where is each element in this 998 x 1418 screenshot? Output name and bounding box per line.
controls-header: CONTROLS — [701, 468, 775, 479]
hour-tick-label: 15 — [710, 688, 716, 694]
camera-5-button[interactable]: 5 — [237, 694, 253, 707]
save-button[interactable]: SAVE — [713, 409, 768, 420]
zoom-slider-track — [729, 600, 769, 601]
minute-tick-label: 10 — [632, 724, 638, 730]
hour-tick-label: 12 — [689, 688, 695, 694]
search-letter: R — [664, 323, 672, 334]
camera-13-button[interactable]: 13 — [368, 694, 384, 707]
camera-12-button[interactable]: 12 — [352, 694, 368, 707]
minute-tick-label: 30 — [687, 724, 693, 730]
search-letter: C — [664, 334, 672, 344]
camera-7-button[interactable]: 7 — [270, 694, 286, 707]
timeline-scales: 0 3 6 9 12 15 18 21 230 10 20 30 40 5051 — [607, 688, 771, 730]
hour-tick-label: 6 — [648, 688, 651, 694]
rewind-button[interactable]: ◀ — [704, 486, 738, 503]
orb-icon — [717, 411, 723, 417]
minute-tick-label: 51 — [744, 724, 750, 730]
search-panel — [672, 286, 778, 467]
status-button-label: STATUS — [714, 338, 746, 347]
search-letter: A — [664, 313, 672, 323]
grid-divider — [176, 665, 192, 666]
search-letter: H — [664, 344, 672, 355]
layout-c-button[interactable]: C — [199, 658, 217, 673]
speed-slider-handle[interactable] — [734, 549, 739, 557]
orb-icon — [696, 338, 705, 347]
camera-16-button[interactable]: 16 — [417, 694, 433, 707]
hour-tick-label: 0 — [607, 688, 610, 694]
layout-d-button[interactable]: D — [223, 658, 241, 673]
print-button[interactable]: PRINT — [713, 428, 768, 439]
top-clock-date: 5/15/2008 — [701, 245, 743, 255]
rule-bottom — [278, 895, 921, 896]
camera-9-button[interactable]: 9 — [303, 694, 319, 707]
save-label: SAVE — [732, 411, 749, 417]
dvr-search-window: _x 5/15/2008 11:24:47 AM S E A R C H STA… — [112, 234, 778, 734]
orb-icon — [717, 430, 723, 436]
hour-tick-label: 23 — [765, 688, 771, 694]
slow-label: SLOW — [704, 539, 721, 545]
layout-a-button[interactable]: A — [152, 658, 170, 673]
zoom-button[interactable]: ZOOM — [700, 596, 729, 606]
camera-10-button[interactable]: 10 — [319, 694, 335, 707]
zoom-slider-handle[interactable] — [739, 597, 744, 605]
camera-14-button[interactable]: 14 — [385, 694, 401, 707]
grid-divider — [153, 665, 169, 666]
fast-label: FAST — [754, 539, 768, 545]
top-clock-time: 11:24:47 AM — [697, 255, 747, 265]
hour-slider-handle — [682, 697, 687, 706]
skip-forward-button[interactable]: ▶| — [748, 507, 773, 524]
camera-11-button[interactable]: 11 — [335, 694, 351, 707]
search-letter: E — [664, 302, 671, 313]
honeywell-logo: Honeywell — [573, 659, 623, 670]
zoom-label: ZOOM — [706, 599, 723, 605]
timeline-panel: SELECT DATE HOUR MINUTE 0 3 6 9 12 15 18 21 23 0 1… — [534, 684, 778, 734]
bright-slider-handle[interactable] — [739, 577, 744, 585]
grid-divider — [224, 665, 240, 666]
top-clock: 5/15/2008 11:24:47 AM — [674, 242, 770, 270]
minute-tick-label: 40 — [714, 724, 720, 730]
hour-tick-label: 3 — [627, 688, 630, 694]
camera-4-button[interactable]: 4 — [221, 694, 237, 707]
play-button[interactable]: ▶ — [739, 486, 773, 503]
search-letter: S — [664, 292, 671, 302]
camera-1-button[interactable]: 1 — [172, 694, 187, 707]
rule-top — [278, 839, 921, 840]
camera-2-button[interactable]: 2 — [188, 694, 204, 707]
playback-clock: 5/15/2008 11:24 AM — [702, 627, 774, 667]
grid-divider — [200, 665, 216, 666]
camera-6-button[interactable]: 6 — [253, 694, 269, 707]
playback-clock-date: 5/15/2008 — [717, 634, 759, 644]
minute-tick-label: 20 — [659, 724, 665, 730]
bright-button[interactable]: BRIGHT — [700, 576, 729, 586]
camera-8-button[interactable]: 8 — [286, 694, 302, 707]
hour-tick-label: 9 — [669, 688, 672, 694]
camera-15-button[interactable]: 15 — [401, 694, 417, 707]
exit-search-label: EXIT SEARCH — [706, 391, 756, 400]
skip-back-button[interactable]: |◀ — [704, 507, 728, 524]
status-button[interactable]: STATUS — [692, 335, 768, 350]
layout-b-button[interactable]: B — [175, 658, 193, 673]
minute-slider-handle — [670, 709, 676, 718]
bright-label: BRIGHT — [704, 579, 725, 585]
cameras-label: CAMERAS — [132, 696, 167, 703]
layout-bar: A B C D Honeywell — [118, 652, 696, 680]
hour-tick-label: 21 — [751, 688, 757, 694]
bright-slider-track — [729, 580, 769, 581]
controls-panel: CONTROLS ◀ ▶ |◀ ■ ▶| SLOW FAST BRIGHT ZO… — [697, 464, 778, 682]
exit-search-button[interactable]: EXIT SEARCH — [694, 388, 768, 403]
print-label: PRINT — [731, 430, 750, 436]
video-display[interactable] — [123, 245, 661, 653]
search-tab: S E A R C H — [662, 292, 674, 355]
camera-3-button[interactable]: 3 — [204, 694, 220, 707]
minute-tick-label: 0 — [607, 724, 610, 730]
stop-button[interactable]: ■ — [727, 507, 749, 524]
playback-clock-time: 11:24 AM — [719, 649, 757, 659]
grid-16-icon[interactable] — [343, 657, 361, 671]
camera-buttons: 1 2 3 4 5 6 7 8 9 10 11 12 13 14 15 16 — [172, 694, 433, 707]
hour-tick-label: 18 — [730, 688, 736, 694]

* * *

**Task:** Rename "hour-tick-label" to "hour-marker" everywhere in the data above, and give all the lines back with nothing else changed.

**Expected answer:**
where is each element in this 998 x 1418 screenshot? Output name and bounding box per line.
controls-header: CONTROLS — [701, 468, 775, 479]
hour-marker: 15 — [710, 688, 716, 694]
camera-5-button[interactable]: 5 — [237, 694, 253, 707]
save-button[interactable]: SAVE — [713, 409, 768, 420]
zoom-slider-track — [729, 600, 769, 601]
minute-tick-label: 10 — [632, 724, 638, 730]
hour-marker: 12 — [689, 688, 695, 694]
search-letter: R — [664, 323, 672, 334]
camera-13-button[interactable]: 13 — [368, 694, 384, 707]
camera-12-button[interactable]: 12 — [352, 694, 368, 707]
minute-tick-label: 30 — [687, 724, 693, 730]
search-letter: C — [664, 334, 672, 344]
camera-7-button[interactable]: 7 — [270, 694, 286, 707]
timeline-scales: 0 3 6 9 12 15 18 21 230 10 20 30 40 5051 — [607, 688, 771, 730]
hour-marker: 6 — [648, 688, 651, 694]
rewind-button[interactable]: ◀ — [704, 486, 738, 503]
orb-icon — [717, 411, 723, 417]
minute-tick-label: 51 — [744, 724, 750, 730]
search-panel — [672, 286, 778, 467]
status-button-label: STATUS — [714, 338, 746, 347]
search-letter: A — [664, 313, 672, 323]
grid-divider — [176, 665, 192, 666]
search-letter: H — [664, 344, 672, 355]
layout-c-button[interactable]: C — [199, 658, 217, 673]
speed-slider-handle[interactable] — [734, 549, 739, 557]
orb-icon — [696, 338, 705, 347]
camera-16-button[interactable]: 16 — [417, 694, 433, 707]
hour-marker: 0 — [607, 688, 610, 694]
layout-d-button[interactable]: D — [223, 658, 241, 673]
print-button[interactable]: PRINT — [713, 428, 768, 439]
top-clock-date: 5/15/2008 — [701, 245, 743, 255]
rule-bottom — [278, 895, 921, 896]
camera-9-button[interactable]: 9 — [303, 694, 319, 707]
save-label: SAVE — [732, 411, 749, 417]
dvr-search-window: _x 5/15/2008 11:24:47 AM S E A R C H STA… — [112, 234, 778, 734]
orb-icon — [717, 430, 723, 436]
hour-marker: 23 — [765, 688, 771, 694]
slow-label: SLOW — [704, 539, 721, 545]
layout-a-button[interactable]: A — [152, 658, 170, 673]
zoom-button[interactable]: ZOOM — [700, 596, 729, 606]
camera-10-button[interactable]: 10 — [319, 694, 335, 707]
zoom-slider-handle[interactable] — [739, 597, 744, 605]
camera-14-button[interactable]: 14 — [385, 694, 401, 707]
grid-divider — [153, 665, 169, 666]
fast-label: FAST — [754, 539, 768, 545]
top-clock-time: 11:24:47 AM — [697, 255, 747, 265]
hour-slider-handle — [682, 697, 687, 706]
skip-forward-button[interactable]: ▶| — [748, 507, 773, 524]
camera-11-button[interactable]: 11 — [335, 694, 351, 707]
search-letter: E — [664, 302, 671, 313]
honeywell-logo: Honeywell — [573, 659, 623, 670]
zoom-label: ZOOM — [706, 599, 723, 605]
timeline-panel: SELECT DATE HOUR MINUTE 0 3 6 9 12 15 18 21 23 0 1… — [534, 684, 778, 734]
bright-slider-handle[interactable] — [739, 577, 744, 585]
grid-divider — [224, 665, 240, 666]
top-clock: 5/15/2008 11:24:47 AM — [674, 242, 770, 270]
minute-tick-label: 40 — [714, 724, 720, 730]
hour-marker: 3 — [627, 688, 630, 694]
camera-4-button[interactable]: 4 — [221, 694, 237, 707]
play-button[interactable]: ▶ — [739, 486, 773, 503]
search-letter: S — [664, 292, 671, 302]
camera-1-button[interactable]: 1 — [172, 694, 187, 707]
rule-top — [278, 839, 921, 840]
camera-2-button[interactable]: 2 — [188, 694, 204, 707]
playback-clock: 5/15/2008 11:24 AM — [702, 627, 774, 667]
grid-divider — [200, 665, 216, 666]
camera-6-button[interactable]: 6 — [253, 694, 269, 707]
playback-clock-date: 5/15/2008 — [717, 634, 759, 644]
minute-tick-label: 20 — [659, 724, 665, 730]
bright-button[interactable]: BRIGHT — [700, 576, 729, 586]
camera-8-button[interactable]: 8 — [286, 694, 302, 707]
hour-marker: 9 — [669, 688, 672, 694]
camera-15-button[interactable]: 15 — [401, 694, 417, 707]
exit-search-label: EXIT SEARCH — [706, 391, 756, 400]
skip-back-button[interactable]: |◀ — [704, 507, 728, 524]
status-button[interactable]: STATUS — [692, 335, 768, 350]
layout-b-button[interactable]: B — [175, 658, 193, 673]
minute-slider-handle — [670, 709, 676, 718]
bright-label: BRIGHT — [704, 579, 725, 585]
cameras-label: CAMERAS — [132, 696, 167, 703]
layout-bar: A B C D Honeywell — [118, 652, 696, 680]
hour-marker: 21 — [751, 688, 757, 694]
bright-slider-track — [729, 580, 769, 581]
controls-panel: CONTROLS ◀ ▶ |◀ ■ ▶| SLOW FAST BRIGHT ZO… — [697, 464, 778, 682]
exit-search-button[interactable]: EXIT SEARCH — [694, 388, 768, 403]
print-label: PRINT — [731, 430, 750, 436]
video-display[interactable] — [123, 245, 661, 653]
search-tab: S E A R C H — [662, 292, 674, 355]
camera-3-button[interactable]: 3 — [204, 694, 220, 707]
minute-tick-label: 0 — [607, 724, 610, 730]
stop-button[interactable]: ■ — [727, 507, 749, 524]
playback-clock-time: 11:24 AM — [719, 649, 757, 659]
grid-16-icon[interactable] — [343, 657, 361, 671]
camera-buttons: 1 2 3 4 5 6 7 8 9 10 11 12 13 14 15 16 — [172, 694, 433, 707]
hour-marker: 18 — [730, 688, 736, 694]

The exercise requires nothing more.